Every line below must be reproduced exactly. Copy them all.

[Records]
# # # # #
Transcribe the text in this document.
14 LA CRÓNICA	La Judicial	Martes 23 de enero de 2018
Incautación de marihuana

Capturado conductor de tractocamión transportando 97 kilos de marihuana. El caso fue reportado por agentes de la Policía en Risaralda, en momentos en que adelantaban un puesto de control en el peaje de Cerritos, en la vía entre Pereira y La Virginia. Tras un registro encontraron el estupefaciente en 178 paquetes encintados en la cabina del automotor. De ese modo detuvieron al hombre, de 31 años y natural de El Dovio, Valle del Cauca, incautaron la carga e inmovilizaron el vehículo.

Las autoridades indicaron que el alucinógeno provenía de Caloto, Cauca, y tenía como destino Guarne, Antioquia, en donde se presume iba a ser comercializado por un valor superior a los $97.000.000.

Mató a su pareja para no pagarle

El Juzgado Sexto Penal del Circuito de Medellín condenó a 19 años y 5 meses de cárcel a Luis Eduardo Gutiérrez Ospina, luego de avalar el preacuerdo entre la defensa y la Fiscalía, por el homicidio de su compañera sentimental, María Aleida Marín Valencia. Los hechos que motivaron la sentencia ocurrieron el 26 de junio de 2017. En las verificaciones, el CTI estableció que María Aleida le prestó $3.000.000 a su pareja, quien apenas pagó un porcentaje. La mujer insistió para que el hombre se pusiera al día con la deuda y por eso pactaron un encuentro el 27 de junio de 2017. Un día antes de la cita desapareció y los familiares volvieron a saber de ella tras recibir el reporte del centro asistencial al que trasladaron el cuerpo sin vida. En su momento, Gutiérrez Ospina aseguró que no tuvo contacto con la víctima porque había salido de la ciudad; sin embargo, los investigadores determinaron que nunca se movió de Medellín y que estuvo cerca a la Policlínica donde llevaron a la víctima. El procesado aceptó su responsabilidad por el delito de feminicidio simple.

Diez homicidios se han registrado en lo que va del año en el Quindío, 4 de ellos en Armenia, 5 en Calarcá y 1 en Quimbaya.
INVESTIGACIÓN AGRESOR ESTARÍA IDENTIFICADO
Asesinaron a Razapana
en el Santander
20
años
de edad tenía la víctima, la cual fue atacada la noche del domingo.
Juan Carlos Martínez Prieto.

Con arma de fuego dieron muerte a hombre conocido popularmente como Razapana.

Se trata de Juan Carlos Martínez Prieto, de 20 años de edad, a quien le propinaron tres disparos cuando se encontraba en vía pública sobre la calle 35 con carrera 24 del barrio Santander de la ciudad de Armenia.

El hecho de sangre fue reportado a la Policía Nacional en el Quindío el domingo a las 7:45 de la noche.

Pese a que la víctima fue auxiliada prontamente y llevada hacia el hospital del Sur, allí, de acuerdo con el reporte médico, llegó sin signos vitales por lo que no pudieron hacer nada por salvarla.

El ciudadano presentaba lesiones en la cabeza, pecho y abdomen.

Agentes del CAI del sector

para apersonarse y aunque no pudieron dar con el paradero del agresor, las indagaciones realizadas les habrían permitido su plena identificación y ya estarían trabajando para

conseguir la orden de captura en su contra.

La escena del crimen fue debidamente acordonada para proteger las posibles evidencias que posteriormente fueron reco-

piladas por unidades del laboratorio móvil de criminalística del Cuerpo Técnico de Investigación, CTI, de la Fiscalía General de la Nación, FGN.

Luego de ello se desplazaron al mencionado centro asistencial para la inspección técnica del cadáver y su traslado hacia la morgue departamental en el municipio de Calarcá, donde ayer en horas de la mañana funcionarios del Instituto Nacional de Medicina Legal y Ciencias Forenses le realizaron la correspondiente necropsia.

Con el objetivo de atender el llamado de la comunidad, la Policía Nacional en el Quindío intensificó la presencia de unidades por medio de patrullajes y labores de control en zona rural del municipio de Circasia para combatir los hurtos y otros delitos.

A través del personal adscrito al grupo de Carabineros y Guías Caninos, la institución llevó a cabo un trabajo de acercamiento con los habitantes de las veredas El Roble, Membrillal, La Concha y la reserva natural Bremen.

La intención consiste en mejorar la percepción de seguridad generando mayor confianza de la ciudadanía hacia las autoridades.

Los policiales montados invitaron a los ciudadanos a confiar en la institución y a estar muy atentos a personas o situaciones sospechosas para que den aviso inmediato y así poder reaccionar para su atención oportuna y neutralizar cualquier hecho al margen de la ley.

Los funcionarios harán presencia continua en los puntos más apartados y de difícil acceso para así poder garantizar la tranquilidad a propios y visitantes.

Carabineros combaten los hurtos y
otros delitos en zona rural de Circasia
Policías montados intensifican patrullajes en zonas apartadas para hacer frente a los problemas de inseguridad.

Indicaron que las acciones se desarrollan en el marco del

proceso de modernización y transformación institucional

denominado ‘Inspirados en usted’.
# # # # #
= ANSWER FOR THE TASK =
Transcribe the text in this document.
14 LA CRÓNICA	La Judicial	Martes 23 de enero de 2018
Incautación de marihuana

Capturado conductor de tractocamión transportando 97 kilos de marihuana. El caso fue reportado por agentes de la Policía en Risaralda, en momentos en que adelantaban un puesto de control en el peaje de Cerritos, en la vía entre Pereira y La Virginia. Tras un registro encontraron el estupefaciente en 178 paquetes encintados en la cabina del automotor. De ese modo detuvieron al hombre, de 31 años y natural de El Dovio, Valle del Cauca, incautaron la carga e inmovilizaron el vehículo.

Las autoridades indicaron que el alucinógeno provenía de Caloto, Cauca, y tenía como destino Guarne, Antioquia, en donde se presume iba a ser comercializado por un valor superior a los $97.000.000.

Mató a su pareja para no pagarle

El Juzgado Sexto Penal del Circuito de Medellín condenó a 19 años y 5 meses de cárcel a Luis Eduardo Gutiérrez Ospina, luego de avalar el preacuerdo entre la defensa y la Fiscalía, por el homicidio de su compañera sentimental, María Aleida Marín Valencia. Los hechos que motivaron la sentencia ocurrieron el 26 de junio de 2017. En las verificaciones, el CTI estableció que María Aleida le prestó $3.000.000 a su pareja, quien apenas pagó un porcentaje. La mujer insistió para que el hombre se pusiera al día con la deuda y por eso pactaron un encuentro el 27 de junio de 2017. Un día antes de la cita desapareció y los familiares volvieron a saber de ella tras recibir el reporte del centro asistencial al que trasladaron el cuerpo sin vida. En su momento, Gutiérrez Ospina aseguró que no tuvo contacto con la víctima porque había salido de la ciudad; sin embargo, los investigadores determinaron que nunca se movió de Medellín y que estuvo cerca a la Policlínica donde llevaron a la víctima. El procesado aceptó su responsabilidad por el delito de feminicidio simple.

Diez homicidios se han registrado en lo que va del año en el Quindío, 4 de ellos en Armenia, 5 en Calarcá y 1 en Quimbaya.
INVESTIGACIÓN AGRESOR ESTARÍA IDENTIFICADO
Asesinaron a Razapana
en el Santander
20
años
de edad tenía la víctima, la cual fue atacada la noche del domingo.
Juan Carlos Martínez Prieto.

Con arma de fuego dieron muerte a hombre conocido popularmente como Razapana.

Se trata de Juan Carlos Martínez Prieto, de 20 años de edad, a quien le propinaron tres disparos cuando se encontraba en vía pública sobre la calle 35 con carrera 24 del barrio Santander de la ciudad de Armenia.

El hecho de sangre fue reportado a la Policía Nacional en el Quindío el domingo a las 7:45 de la noche.

Pese a que la víctima fue auxiliada prontamente y llevada hacia el hospital del Sur, allí, de acuerdo con el reporte médico, llegó sin signos vitales por lo que no pudieron hacer nada por salvarla.

El ciudadano presentaba lesiones en la cabeza, pecho y abdomen.

Agentes del CAI del sector

para apersonarse y aunque no pudieron dar con el paradero del agresor, las indagaciones realizadas les habrían permitido su plena identificación y ya estarían trabajando para

conseguir la orden de captura en su contra.

La escena del crimen fue debidamente acordonada para proteger las posibles evidencias que posteriormente fueron reco-

piladas por unidades del laboratorio móvil de criminalística del Cuerpo Técnico de Investigación, CTI, de la Fiscalía General de la Nación, FGN.

Luego de ello se desplazaron al mencionado centro asistencial para la inspección técnica del cadáver y su traslado hacia la morgue departamental en el municipio de Calarcá, donde ayer en horas de la mañana funcionarios del Instituto Nacional de Medicina Legal y Ciencias Forenses le realizaron la correspondiente necropsia.

Con el objetivo de atender el llamado de la comunidad, la Policía Nacional en el Quindío intensificó la presencia de unidades por medio de patrullajes y labores de control en zona rural del municipio de Circasia para combatir los hurtos y otros delitos.

A través del personal adscrito al grupo de Carabineros y Guías Caninos, la institución llevó a cabo un trabajo de acercamiento con los habitantes de las veredas El Roble, Membrillal, La Concha y la reserva natural Bremen.

La intención consiste en mejorar la percepción de seguridad generando mayor confianza de la ciudadanía hacia las autoridades.

Los policiales montados invitaron a los ciudadanos a confiar en la institución y a estar muy atentos a personas o situaciones sospechosas para que den aviso inmediato y así poder reaccionar para su atención oportuna y neutralizar cualquier hecho al margen de la ley.

Los funcionarios harán presencia continua en los puntos más apartados y de difícil acceso para así poder garantizar la tranquilidad a propios y visitantes.

Carabineros combaten los hurtos y
otros delitos en zona rural de Circasia
Policías montados intensifican patrullajes en zonas apartadas para hacer frente a los problemas de inseguridad.

Indicaron que las acciones se desarrollan en el marco del

proceso de modernización y transformación institucional

denominado ‘Inspirados en usted’.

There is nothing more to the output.